Dataset listings of figures:
** begin **

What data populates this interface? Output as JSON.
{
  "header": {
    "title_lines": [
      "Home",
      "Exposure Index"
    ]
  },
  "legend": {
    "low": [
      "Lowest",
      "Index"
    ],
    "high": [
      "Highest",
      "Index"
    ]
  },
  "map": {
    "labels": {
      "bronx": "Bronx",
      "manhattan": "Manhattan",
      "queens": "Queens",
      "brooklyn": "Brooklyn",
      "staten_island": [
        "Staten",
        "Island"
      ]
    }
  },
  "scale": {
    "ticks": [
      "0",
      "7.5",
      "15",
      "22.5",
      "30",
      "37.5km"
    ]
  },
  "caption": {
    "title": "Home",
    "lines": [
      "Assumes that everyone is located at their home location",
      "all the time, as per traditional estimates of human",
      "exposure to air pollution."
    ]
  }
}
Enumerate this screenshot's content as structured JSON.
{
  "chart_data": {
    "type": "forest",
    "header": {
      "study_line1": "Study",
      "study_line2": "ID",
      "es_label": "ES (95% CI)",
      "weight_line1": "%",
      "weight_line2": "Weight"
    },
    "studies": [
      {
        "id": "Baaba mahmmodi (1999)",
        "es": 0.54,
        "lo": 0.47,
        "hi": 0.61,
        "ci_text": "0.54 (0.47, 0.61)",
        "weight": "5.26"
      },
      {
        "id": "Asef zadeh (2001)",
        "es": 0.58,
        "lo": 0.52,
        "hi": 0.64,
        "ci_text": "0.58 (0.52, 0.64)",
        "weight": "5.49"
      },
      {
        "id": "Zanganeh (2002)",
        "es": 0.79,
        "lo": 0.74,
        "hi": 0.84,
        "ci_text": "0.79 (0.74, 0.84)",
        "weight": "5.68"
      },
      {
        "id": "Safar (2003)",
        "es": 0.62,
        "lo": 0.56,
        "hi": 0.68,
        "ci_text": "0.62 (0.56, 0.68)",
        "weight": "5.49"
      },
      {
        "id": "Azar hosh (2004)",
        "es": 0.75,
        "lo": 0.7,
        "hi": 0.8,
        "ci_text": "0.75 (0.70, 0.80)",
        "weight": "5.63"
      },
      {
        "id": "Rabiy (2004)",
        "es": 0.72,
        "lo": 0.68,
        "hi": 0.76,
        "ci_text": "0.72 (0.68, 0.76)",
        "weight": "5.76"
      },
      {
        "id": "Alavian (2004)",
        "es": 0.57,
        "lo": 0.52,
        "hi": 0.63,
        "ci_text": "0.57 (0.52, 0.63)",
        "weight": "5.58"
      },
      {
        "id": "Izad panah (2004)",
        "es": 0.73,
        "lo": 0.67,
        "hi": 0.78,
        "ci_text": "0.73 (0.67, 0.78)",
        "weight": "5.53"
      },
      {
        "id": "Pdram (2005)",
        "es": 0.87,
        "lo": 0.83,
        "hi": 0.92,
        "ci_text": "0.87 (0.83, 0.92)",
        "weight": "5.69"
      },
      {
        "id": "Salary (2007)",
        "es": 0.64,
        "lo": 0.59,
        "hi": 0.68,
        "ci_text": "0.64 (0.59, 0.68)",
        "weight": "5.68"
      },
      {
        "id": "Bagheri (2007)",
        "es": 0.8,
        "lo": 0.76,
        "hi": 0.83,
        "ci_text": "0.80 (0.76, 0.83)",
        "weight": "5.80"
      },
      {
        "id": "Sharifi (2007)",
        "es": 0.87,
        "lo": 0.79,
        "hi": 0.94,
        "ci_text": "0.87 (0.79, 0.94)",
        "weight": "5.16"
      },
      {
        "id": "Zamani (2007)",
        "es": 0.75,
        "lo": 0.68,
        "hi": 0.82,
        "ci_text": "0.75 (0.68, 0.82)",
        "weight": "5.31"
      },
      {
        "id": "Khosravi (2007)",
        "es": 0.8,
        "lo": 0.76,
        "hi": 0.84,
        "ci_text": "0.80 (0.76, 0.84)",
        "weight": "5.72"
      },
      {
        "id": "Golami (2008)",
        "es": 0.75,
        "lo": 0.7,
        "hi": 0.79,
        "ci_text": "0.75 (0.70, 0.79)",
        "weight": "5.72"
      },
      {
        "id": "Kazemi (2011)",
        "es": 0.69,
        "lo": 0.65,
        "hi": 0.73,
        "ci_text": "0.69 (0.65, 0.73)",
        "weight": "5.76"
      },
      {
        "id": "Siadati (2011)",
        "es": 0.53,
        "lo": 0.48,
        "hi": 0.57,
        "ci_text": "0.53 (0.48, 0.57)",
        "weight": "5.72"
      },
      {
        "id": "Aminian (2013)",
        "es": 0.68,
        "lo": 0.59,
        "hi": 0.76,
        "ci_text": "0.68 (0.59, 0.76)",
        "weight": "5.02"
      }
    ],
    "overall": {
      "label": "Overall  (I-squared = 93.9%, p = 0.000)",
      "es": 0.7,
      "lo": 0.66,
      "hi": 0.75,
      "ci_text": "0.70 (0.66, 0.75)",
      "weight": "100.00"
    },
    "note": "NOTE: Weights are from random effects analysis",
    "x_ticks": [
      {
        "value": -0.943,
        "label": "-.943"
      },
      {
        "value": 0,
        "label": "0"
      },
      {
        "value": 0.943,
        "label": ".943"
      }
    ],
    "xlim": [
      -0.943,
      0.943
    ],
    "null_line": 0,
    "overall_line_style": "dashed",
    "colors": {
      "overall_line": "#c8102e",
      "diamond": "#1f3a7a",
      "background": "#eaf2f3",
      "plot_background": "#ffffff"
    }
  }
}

** end **

EXERCISE BRIEF: Output the whole listing above again, word for word.

SOLVED PROBLEM:
What data populates this interface? Output as JSON.
{
  "header": {
    "title_lines": [
      "Home",
      "Exposure Index"
    ]
  },
  "legend": {
    "low": [
      "Lowest",
      "Index"
    ],
    "high": [
      "Highest",
      "Index"
    ]
  },
  "map": {
    "labels": {
      "bronx": "Bronx",
      "manhattan": "Manhattan",
      "queens": "Queens",
      "brooklyn": "Brooklyn",
      "staten_island": [
        "Staten",
        "Island"
      ]
    }
  },
  "scale": {
    "ticks": [
      "0",
      "7.5",
      "15",
      "22.5",
      "30",
      "37.5km"
    ]
  },
  "caption": {
    "title": "Home",
    "lines": [
      "Assumes that everyone is located at their home location",
      "all the time, as per traditional estimates of human",
      "exposure to air pollution."
    ]
  }
}
Enumerate this screenshot's content as structured JSON.
{
  "chart_data": {
    "type": "forest",
    "header": {
      "study_line1": "Study",
      "study_line2": "ID",
      "es_label": "ES (95% CI)",
      "weight_line1": "%",
      "weight_line2": "Weight"
    },
    "studies": [
      {
        "id": "Baaba mahmmodi (1999)",
        "es": 0.54,
        "lo": 0.47,
        "hi": 0.61,
        "ci_text": "0.54 (0.47, 0.61)",
        "weight": "5.26"
      },
      {
        "id": "Asef zadeh (2001)",
        "es": 0.58,
        "lo": 0.52,
        "hi": 0.64,
        "ci_text": "0.58 (0.52, 0.64)",
        "weight": "5.49"
      },
      {
        "id": "Zanganeh (2002)",
        "es": 0.79,
        "lo": 0.74,
        "hi": 0.84,
        "ci_text": "0.79 (0.74, 0.84)",
        "weight": "5.68"
      },
      {
        "id": "Safar (2003)",
        "es": 0.62,
        "lo": 0.56,
        "hi": 0.68,
        "ci_text": "0.62 (0.56, 0.68)",
        "weight": "5.49"
      },
      {
        "id": "Azar hosh (2004)",
        "es": 0.75,
        "lo": 0.7,
        "hi": 0.8,
        "ci_text": "0.75 (0.70, 0.80)",
        "weight": "5.63"
      },
      {
        "id": "Rabiy (2004)",
        "es": 0.72,
        "lo": 0.68,
        "hi": 0.76,
        "ci_text": "0.72 (0.68, 0.76)",
        "weight": "5.76"
      },
      {
        "id": "Alavian (2004)",
        "es": 0.57,
        "lo": 0.52,
        "hi": 0.63,
        "ci_text": "0.57 (0.52, 0.63)",
        "weight": "5.58"
      },
      {
        "id": "Izad panah (2004)",
        "es": 0.73,
        "lo": 0.67,
        "hi": 0.78,
        "ci_text": "0.73 (0.67, 0.78)",
        "weight": "5.53"
      },
      {
        "id": "Pdram (2005)",
        "es": 0.87,
        "lo": 0.83,
        "hi": 0.92,
        "ci_text": "0.87 (0.83, 0.92)",
        "weight": "5.69"
      },
      {
        "id": "Salary (2007)",
        "es": 0.64,
        "lo": 0.59,
        "hi": 0.68,
        "ci_text": "0.64 (0.59, 0.68)",
        "weight": "5.68"
      },
      {
        "id": "Bagheri (2007)",
        "es": 0.8,
        "lo": 0.76,
        "hi": 0.83,
        "ci_text": "0.80 (0.76, 0.83)",
        "weight": "5.80"
      },
      {
        "id": "Sharifi (2007)",
        "es": 0.87,
        "lo": 0.79,
        "hi": 0.94,
        "ci_text": "0.87 (0.79, 0.94)",
        "weight": "5.16"
      },
      {
        "id": "Zamani (2007)",
        "es": 0.75,
        "lo": 0.68,
        "hi": 0.82,
        "ci_text": "0.75 (0.68, 0.82)",
        "weight": "5.31"
      },
      {
        "id": "Khosravi (2007)",
        "es": 0.8,
        "lo": 0.76,
        "hi": 0.84,
        "ci_text": "0.80 (0.76, 0.84)",
        "weight": "5.72"
      },
      {
        "id": "Golami (2008)",
        "es": 0.75,
        "lo": 0.7,
        "hi": 0.79,
        "ci_text": "0.75 (0.70, 0.79)",
        "weight": "5.72"
      },
      {
        "id": "Kazemi (2011)",
        "es": 0.69,
        "lo": 0.65,
        "hi": 0.73,
        "ci_text": "0.69 (0.65, 0.73)",
        "weight": "5.76"
      },
      {
        "id": "Siadati (2011)",
        "es": 0.53,
        "lo": 0.48,
        "hi": 0.57,
        "ci_text": "0.53 (0.48, 0.57)",
        "weight": "5.72"
      },
      {
        "id": "Aminian (2013)",
        "es": 0.68,
        "lo": 0.59,
        "hi": 0.76,
        "ci_text": "0.68 (0.59, 0.76)",
        "weight": "5.02"
      }
    ],
    "overall": {
      "label": "Overall  (I-squared = 93.9%, p = 0.000)",
      "es": 0.7,
      "lo": 0.66,
      "hi": 0.75,
      "ci_text": "0.70 (0.66, 0.75)",
      "weight": "100.00"
    },
    "note": "NOTE: Weights are from random effects analysis",
    "x_ticks": [
      {
        "value": -0.943,
        "label": "-.943"
      },
      {
        "value": 0,
        "label": "0"
      },
      {
        "value": 0.943,
        "label": ".943"
      }
    ],
    "xlim": [
      -0.943,
      0.943
    ],
    "null_line": 0,
    "overall_line_style": "dashed",
    "colors": {
      "overall_line": "#c8102e",
      "diamond": "#1f3a7a",
      "background": "#eaf2f3",
      "plot_background": "#ffffff"
    }
  }
}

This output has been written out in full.